> **EXERCISE INSTRUCTIONS**: Drop the pictures, then extract the listing word for word.

------------------------------------------------------------

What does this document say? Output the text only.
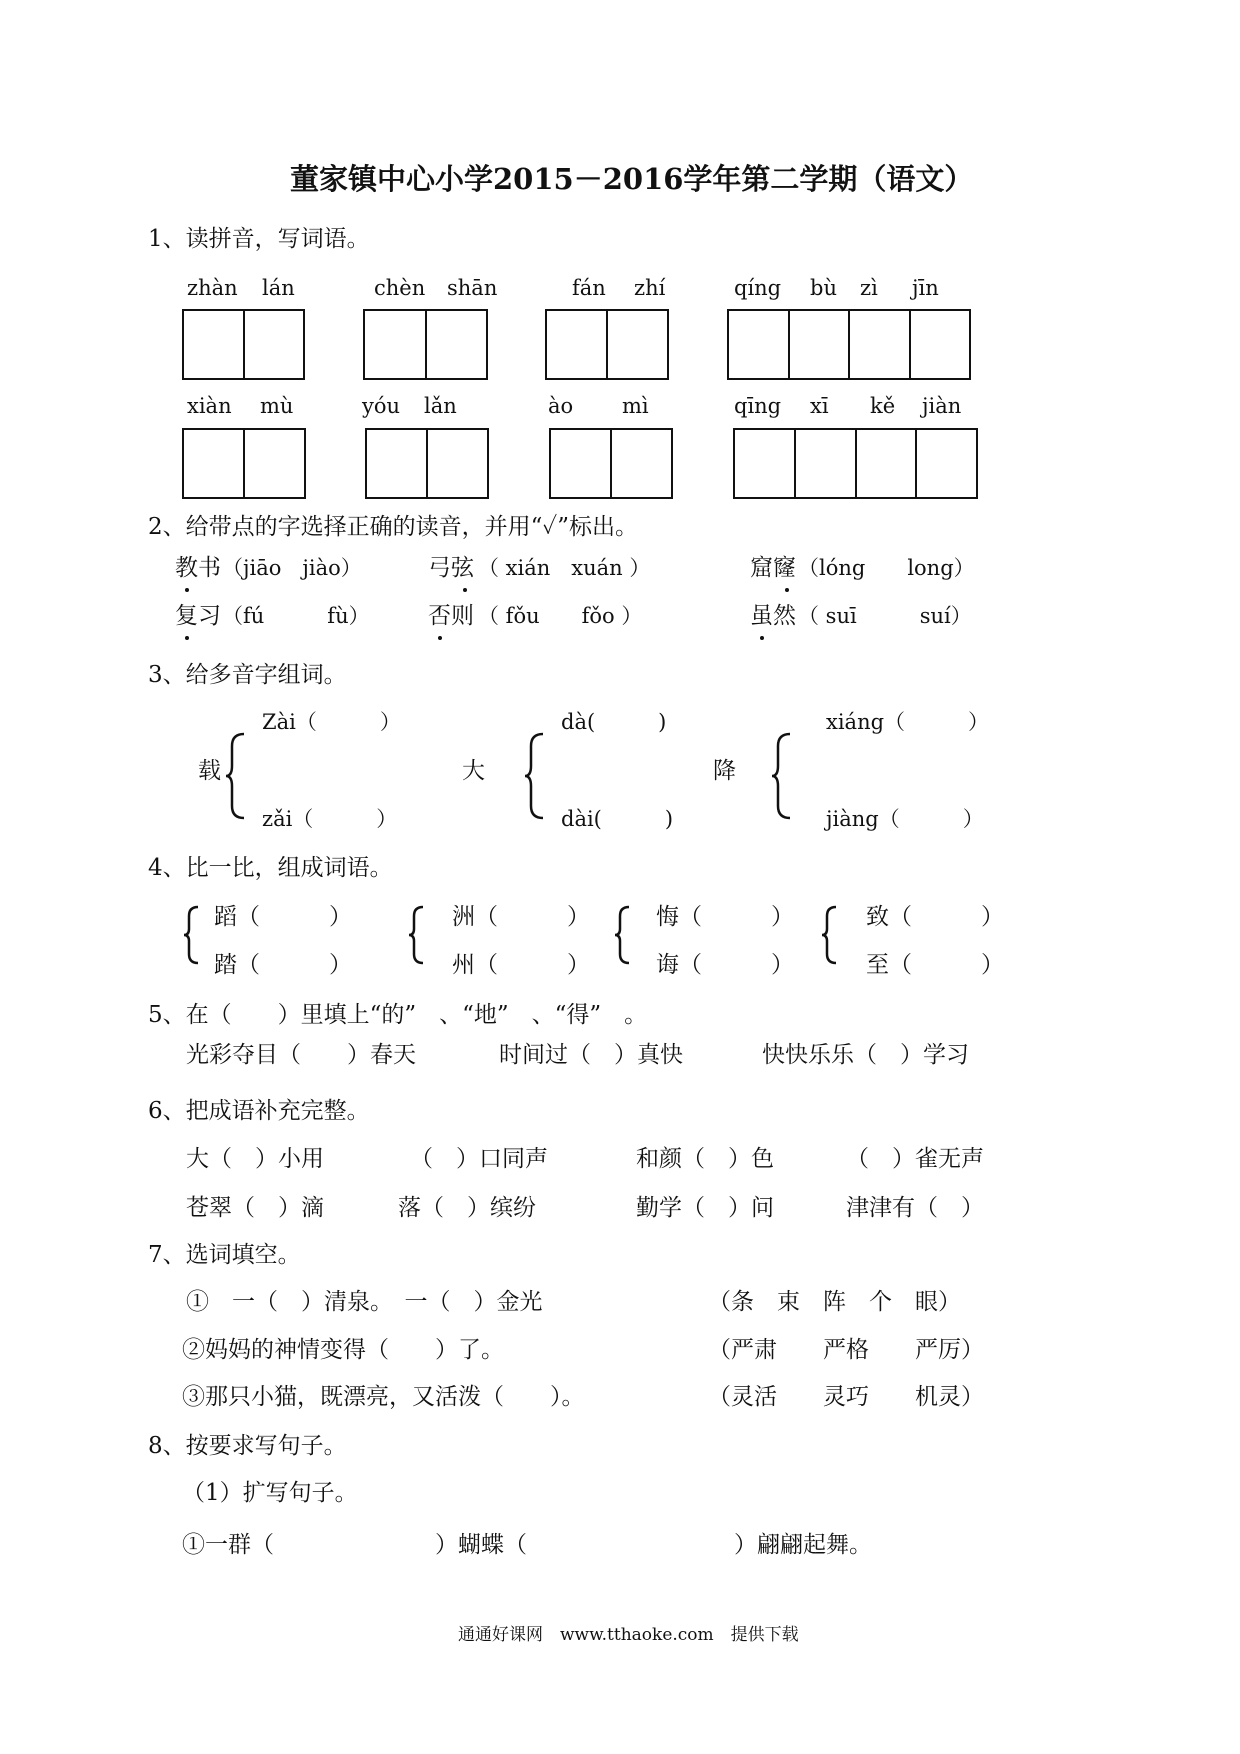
董家镇中心小学2015－2016学年第二学期（语文）
1、读拼音，写词语。
zhàn lán	chèn shān	fán zhí	qíng bù zì jīn
xiàn mù	yóu lǎn	ào mì	qīng xī kě jiàn
2、给带点的字选择正确的读音，并用“✓”标出。
教书 （jiāo　jiào）	弓弦 （ xián　xuán ）	窟窿 （lóng　　long）
复习 （fú　　　fù）	否则 （ fǒu　　fǒo ）	虽然 （ suī　　　suí）
3、给多音字组词。
Zài（　　　）
载
zǎi（　　　）
dà(　　　)
大
dài(　　　)
xiáng（　　　）
降
jiàng（　　　）
4、比一比，组成词语。
蹈（　　　）
踏（　　　）
洲（　　　）
州（　　　）
悔（　　　）
诲（　　　）
致（　　　）
至（　　　）
5、在（　　）里填上“的”　、“地”　、“得”　。
光彩夺目（　　）春天	时间过（　）真快	快快乐乐（　）学习
6、把成语补充完整。
大（　）小用	（　）口同声	和颜（　）色	（　）雀无声
苍翠（　）滴	落（　）缤纷	勤学（　）问	津津有（　）
7、选词填空。
①　一（　）清泉。　一（　）金光	（条　束　阵　个　眼）
②妈妈的神情变得（　　）了。	（严肃　　严格　　严厉）
③那只小猫，既漂亮，又活泼（　　）。	（灵活　　灵巧　　机灵）
8、按要求写句子。
（1）扩写句子。
①一群（　　　　　　　）蝴蝶（　　　　　　　　　）翩翩起舞。
通通好课网　www.tthaoke.com　提供下载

------------------------------------------------------------

> **FULL OUTPUT**:
What does this document say? Output the text only.
董家镇中心小学2015－2016学年第二学期（语文）
1、读拼音，写词语。
zhàn lán	chèn shān	fán zhí	qíng bù zì jīn
xiàn mù	yóu lǎn	ào mì	qīng xī kě jiàn
2、给带点的字选择正确的读音，并用“✓”标出。
教书 （jiāo　jiào）	弓弦 （ xián　xuán ）	窟窿 （lóng　　long）
复习 （fú　　　fù）	否则 （ fǒu　　fǒo ）	虽然 （ suī　　　suí）
3、给多音字组词。
Zài（　　　）
载
zǎi（　　　）
dà(　　　)
大
dài(　　　)
xiáng（　　　）
降
jiàng（　　　）
4、比一比，组成词语。
蹈（　　　）
踏（　　　）
洲（　　　）
州（　　　）
悔（　　　）
诲（　　　）
致（　　　）
至（　　　）
5、在（　　）里填上“的”　、“地”　、“得”　。
光彩夺目（　　）春天	时间过（　）真快	快快乐乐（　）学习
6、把成语补充完整。
大（　）小用	（　）口同声	和颜（　）色	（　）雀无声
苍翠（　）滴	落（　）缤纷	勤学（　）问	津津有（　）
7、选词填空。
①　一（　）清泉。　一（　）金光	（条　束　阵　个　眼）
②妈妈的神情变得（　　）了。	（严肃　　严格　　严厉）
③那只小猫，既漂亮，又活泼（　　）。	（灵活　　灵巧　　机灵）
8、按要求写句子。
（1）扩写句子。
①一群（　　　　　　　）蝴蝶（　　　　　　　　　）翩翩起舞。
通通好课网　www.tthaoke.com　提供下载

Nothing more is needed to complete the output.